• [TASK REQUIREMENTS]: Track down each line that has the word "époque" and copy it.

********

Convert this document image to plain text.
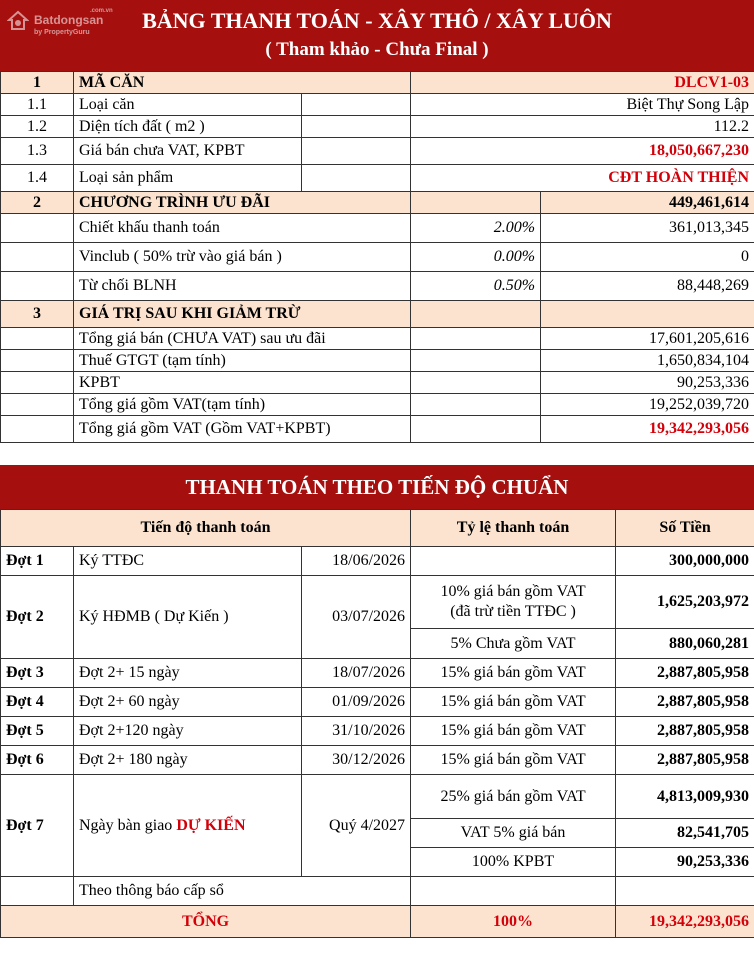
Batdongsan
by PropertyGuru
.com.vn	BẢNG THANH TOÁN - XÂY THÔ / XÂY LUÔN
( Tham khảo - Chưa Final )
1	MÃ CĂN		DLCV1-03	
1.1	Loại căn		Biệt Thự Song Lập	
1.2	Diện tích đất ( m2 )		112.2	
1.3	Giá bán chưa VAT, KPBT		18,050,667,230	
1.4	Loại sản phẩm		CĐT HOÀN THIỆN	
2	CHƯƠNG TRÌNH ƯU ĐÃI			449,461,614
	Chiết khấu thanh toán		2.00%	361,013,345
	Vinclub ( 50% trừ vào giá bán )		0.00%	0
	Từ chối BLNH		0.50%	88,448,269
3	GIÁ TRỊ SAU KHI GIẢM TRỪ			
	Tổng giá bán (CHƯA VAT) sau ưu đãi			17,601,205,616
	Thuế GTGT (tạm tính)			1,650,834,104
	KPBT			90,253,336
	Tổng giá gồm VAT(tạm tính)			19,252,039,720
	Tổng giá gồm VAT (Gồm VAT+KPBT)			19,342,293,056
THANH TOÁN THEO TIẾN ĐỘ CHUẨN
Tiến độ thanh toán			Tỷ lệ thanh toán	Số Tiền
Đợt 1	Ký TTĐC	18/06/2026		300,000,000
Đợt 2	Ký HĐMB ( Dự Kiến )	03/07/2026	10% giá bán gồm VAT
(đã trừ tiền TTĐC )	1,625,203,972
			5% Chưa gồm VAT	880,060,281
Đợt 3	Đợt 2+ 15 ngày	18/07/2026	15% giá bán gồm VAT	2,887,805,958
Đợt 4	Đợt 2+ 60 ngày	01/09/2026	15% giá bán gồm VAT	2,887,805,958
Đợt 5	Đợt 2+120 ngày	31/10/2026	15% giá bán gồm VAT	2,887,805,958
Đợt 6	Đợt 2+ 180 ngày	30/12/2026	15% giá bán gồm VAT	2,887,805,958
Đợt 7	Ngày bàn giao DỰ KIẾN	Quý 4/2027	25% giá bán gồm VAT	4,813,009,930
			VAT 5% giá bán	82,541,705
			100% KPBT	90,253,336
	Theo thông báo cấp sổ			
TỔNG			100%	19,342,293,056
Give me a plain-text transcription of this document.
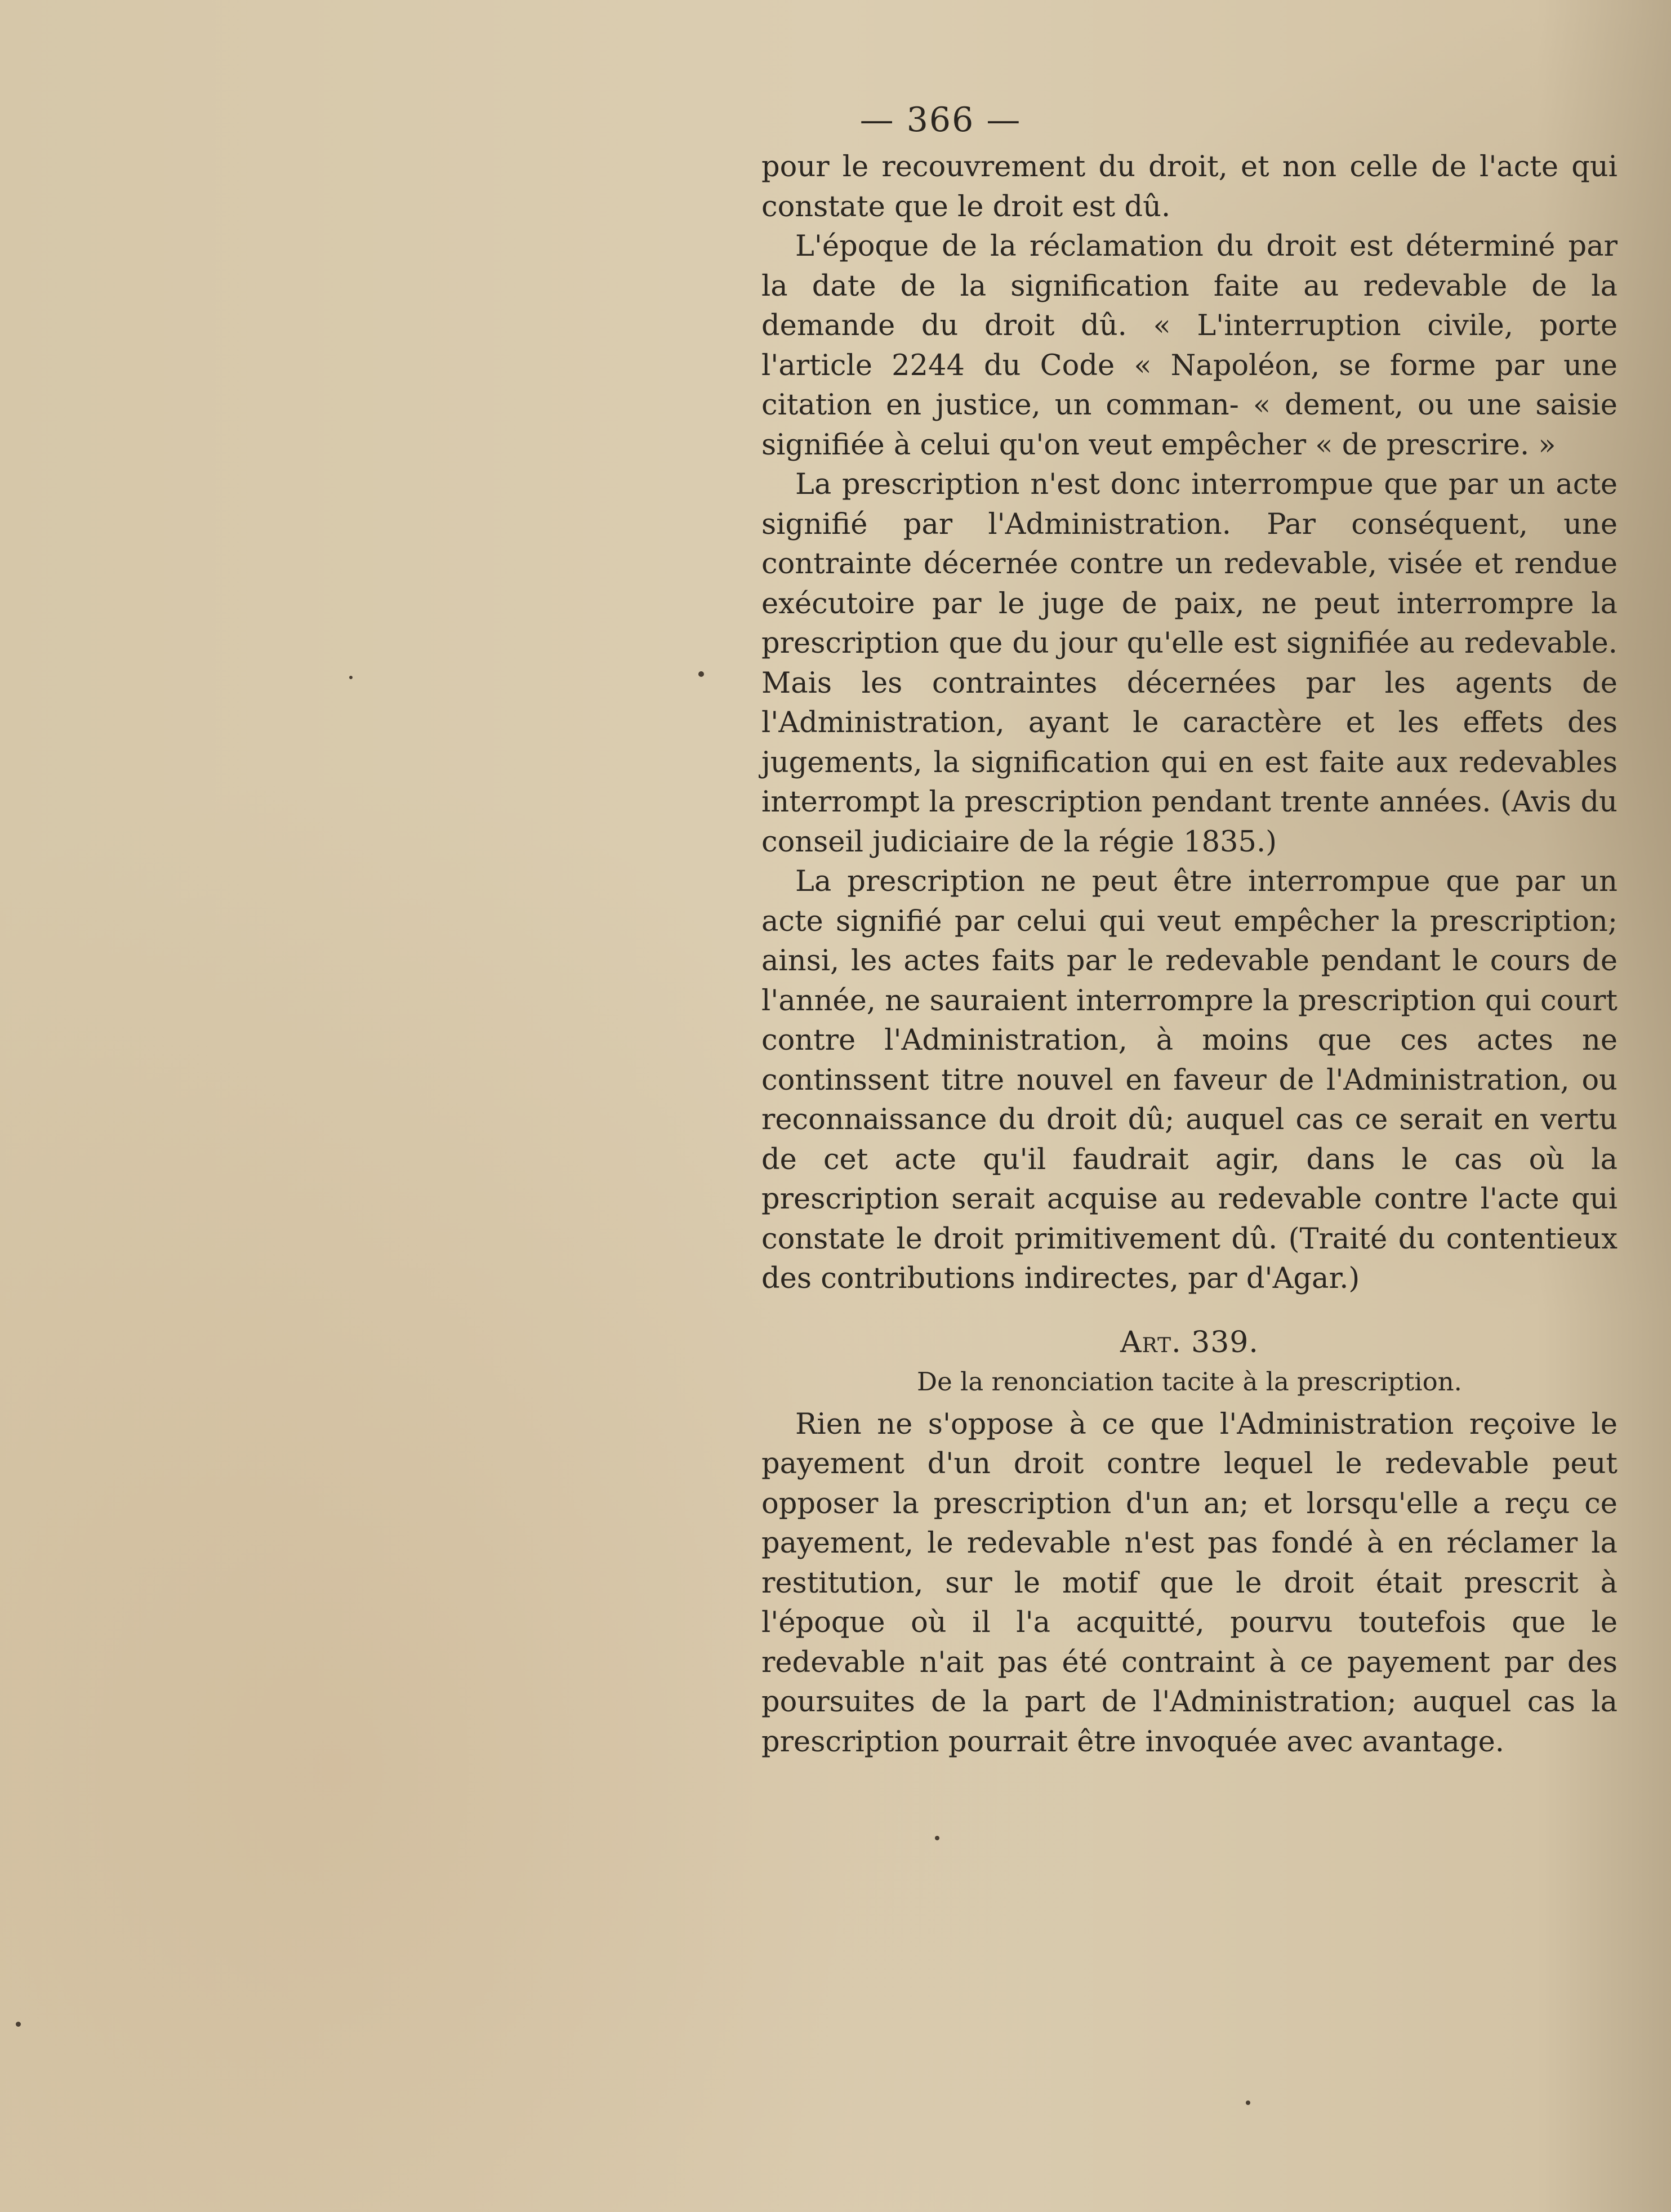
— 366 —

pour le recouvrement du droit, et non celle de l'acte qui constate que le droit est dû.

L'époque de la réclamation du droit est déterminé par la date de la signification faite au redevable de la demande du droit dû. « L'interruption civile, porte l'article 2244 du Code « Napoléon, se forme par une citation en justice, un comman- « dement, ou une saisie signifiée à celui qu'on veut empêcher « de prescrire. »

La prescription n'est donc interrompue que par un acte signifié par l'Administration. Par conséquent, une contrainte décernée contre un redevable, visée et rendue exécutoire par le juge de paix, ne peut interrompre la prescription que du jour qu'elle est signifiée au redevable. Mais les contraintes décernées par les agents de l'Administration, ayant le caractère et les effets des jugements, la signification qui en est faite aux redevables interrompt la prescription pendant trente années. (Avis du conseil judiciaire de la régie 1835.)

La prescription ne peut être interrompue que par un acte signifié par celui qui veut empêcher la prescription; ainsi, les actes faits par le redevable pendant le cours de l'année, ne sauraient interrompre la prescription qui court contre l'Administration, à moins que ces actes ne continssent titre nouvel en faveur de l'Administration, ou reconnaissance du droit dû; auquel cas ce serait en vertu de cet acte qu'il faudrait agir, dans le cas où la prescription serait acquise au redevable contre l'acte qui constate le droit primitivement dû. (Traité du contentieux des contributions indirectes, par d'Agar.)

Art. 339.

De la renonciation tacite à la prescription.

Rien ne s'oppose à ce que l'Administration reçoive le payement d'un droit contre lequel le redevable peut opposer la prescription d'un an; et lorsqu'elle a reçu ce payement, le redevable n'est pas fondé à en réclamer la restitution, sur le motif que le droit était prescrit à l'époque où il l'a acquitté, pourvu toutefois que le redevable n'ait pas été contraint à ce payement par des poursuites de la part de l'Administration; auquel cas la prescription pourrait être invoquée avec avantage.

********

• [FINAL RESULT]:
L'époque de la réclamation du droit est déterminé par la date de la signification faite au redevable de la demande du droit dû. « L'interruption civile, porte l'article 2244 du Code « Napoléon, se forme par une citation en justice, un comman- « dement, ou une saisie signifiée à celui qu'on veut empêcher « de prescrire. »
Rien ne s'oppose à ce que l'Administration reçoive le payement d'un droit contre lequel le redevable peut opposer la prescription d'un an; et lorsqu'elle a reçu ce payement, le redevable n'est pas fondé à en réclamer la restitution, sur le motif que le droit était prescrit à l'époque où il l'a acquitté, pourvu toutefois que le redevable n'ait pas été contraint à ce payement par des poursuites de la part de l'Administration; auquel cas la prescription pourrait être invoquée avec avantage.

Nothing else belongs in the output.